▸ **Aim**
Locate each line of the material that contains "content", then return it.

>> Begin Raw records

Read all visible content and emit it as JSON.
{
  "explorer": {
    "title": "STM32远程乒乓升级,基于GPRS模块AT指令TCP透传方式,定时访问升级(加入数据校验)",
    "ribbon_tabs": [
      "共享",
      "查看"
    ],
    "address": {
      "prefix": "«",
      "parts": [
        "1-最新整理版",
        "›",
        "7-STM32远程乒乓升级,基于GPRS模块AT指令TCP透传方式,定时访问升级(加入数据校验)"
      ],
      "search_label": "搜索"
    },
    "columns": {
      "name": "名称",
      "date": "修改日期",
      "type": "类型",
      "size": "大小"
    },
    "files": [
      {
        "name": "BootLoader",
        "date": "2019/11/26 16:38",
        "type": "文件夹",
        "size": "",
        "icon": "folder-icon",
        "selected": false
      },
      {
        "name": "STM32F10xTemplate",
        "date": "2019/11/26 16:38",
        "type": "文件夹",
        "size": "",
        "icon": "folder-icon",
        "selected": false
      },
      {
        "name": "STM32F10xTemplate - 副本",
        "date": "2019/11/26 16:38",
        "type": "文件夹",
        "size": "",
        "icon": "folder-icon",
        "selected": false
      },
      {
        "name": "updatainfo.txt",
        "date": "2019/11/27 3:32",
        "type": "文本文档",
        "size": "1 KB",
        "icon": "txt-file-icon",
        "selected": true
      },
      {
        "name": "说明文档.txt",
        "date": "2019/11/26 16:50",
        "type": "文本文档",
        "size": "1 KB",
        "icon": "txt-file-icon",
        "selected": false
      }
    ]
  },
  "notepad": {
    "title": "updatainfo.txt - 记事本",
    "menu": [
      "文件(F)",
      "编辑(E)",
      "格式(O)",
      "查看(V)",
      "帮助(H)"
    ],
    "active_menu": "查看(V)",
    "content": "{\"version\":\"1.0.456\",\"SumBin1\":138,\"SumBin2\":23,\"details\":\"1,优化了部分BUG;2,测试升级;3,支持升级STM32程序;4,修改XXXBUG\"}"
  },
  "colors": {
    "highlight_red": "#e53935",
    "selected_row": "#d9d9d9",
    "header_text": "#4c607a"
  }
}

>> End Raw records

▸ **Task response**
Read all visible content and emit it as JSON.
    "content": "{\"version\":\"1.0.456\",\"SumBin1\":138,\"SumBin2\":23,\"details\":\"1,优化了部分BUG;2,测试升级;3,支持升级STM32程序;4,修改XXXBUG\"}"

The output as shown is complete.